TASK DETAILS ->
For each line in the data below that holds "username", return a copy.

RAW DATA ->
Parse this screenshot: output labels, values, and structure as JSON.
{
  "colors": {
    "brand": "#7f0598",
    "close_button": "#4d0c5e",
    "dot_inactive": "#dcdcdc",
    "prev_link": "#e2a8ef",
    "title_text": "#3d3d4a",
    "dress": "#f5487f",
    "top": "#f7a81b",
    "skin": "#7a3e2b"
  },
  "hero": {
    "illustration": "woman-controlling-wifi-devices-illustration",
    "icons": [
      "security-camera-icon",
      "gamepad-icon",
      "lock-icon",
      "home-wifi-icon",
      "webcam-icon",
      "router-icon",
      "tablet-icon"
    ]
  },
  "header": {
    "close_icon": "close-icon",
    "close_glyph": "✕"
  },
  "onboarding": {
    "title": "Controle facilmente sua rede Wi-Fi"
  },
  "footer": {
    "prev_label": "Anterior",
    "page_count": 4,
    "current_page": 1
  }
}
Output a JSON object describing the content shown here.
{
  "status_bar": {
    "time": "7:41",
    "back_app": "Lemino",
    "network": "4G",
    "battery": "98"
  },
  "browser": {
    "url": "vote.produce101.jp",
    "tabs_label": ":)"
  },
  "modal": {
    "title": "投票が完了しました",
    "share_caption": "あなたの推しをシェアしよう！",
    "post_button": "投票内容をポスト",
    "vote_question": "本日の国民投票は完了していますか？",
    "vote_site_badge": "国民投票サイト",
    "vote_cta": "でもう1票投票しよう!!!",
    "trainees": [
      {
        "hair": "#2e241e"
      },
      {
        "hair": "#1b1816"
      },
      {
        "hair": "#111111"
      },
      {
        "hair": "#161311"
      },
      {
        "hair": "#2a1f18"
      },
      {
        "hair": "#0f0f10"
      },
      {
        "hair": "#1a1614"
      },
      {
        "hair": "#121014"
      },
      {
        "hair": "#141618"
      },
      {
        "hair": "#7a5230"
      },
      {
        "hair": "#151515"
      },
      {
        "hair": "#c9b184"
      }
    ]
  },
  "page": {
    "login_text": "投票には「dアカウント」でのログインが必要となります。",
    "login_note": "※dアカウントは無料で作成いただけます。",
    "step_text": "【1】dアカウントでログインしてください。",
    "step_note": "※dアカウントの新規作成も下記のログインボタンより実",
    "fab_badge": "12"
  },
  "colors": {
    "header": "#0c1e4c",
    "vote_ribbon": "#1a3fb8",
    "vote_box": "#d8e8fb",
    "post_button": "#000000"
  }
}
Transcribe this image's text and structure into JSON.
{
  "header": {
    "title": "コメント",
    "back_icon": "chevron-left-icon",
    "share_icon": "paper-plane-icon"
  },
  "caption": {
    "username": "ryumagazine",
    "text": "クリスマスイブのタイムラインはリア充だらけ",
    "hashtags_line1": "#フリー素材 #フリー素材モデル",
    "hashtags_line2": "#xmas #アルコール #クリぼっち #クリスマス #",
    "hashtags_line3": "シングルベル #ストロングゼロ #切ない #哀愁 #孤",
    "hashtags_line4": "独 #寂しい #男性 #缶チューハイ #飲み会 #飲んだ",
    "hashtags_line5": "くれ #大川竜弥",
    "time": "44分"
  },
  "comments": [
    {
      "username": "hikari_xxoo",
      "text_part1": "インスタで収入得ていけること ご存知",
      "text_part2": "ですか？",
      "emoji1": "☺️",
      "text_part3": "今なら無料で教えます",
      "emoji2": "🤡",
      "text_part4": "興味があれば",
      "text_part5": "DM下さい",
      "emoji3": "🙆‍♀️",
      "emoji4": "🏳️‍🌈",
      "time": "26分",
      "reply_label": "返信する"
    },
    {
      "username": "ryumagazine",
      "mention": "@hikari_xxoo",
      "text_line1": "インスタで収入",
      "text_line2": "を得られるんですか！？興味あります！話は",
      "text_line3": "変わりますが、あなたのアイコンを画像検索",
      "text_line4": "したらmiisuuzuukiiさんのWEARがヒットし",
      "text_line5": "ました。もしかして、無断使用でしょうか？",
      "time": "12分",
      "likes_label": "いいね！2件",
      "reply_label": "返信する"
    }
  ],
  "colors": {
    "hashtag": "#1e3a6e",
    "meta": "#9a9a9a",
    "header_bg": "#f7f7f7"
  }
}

FULL SOLUTION ->
    "username": "ryumagazine",
      "username": "hikari_xxoo",
      "username": "ryumagazine",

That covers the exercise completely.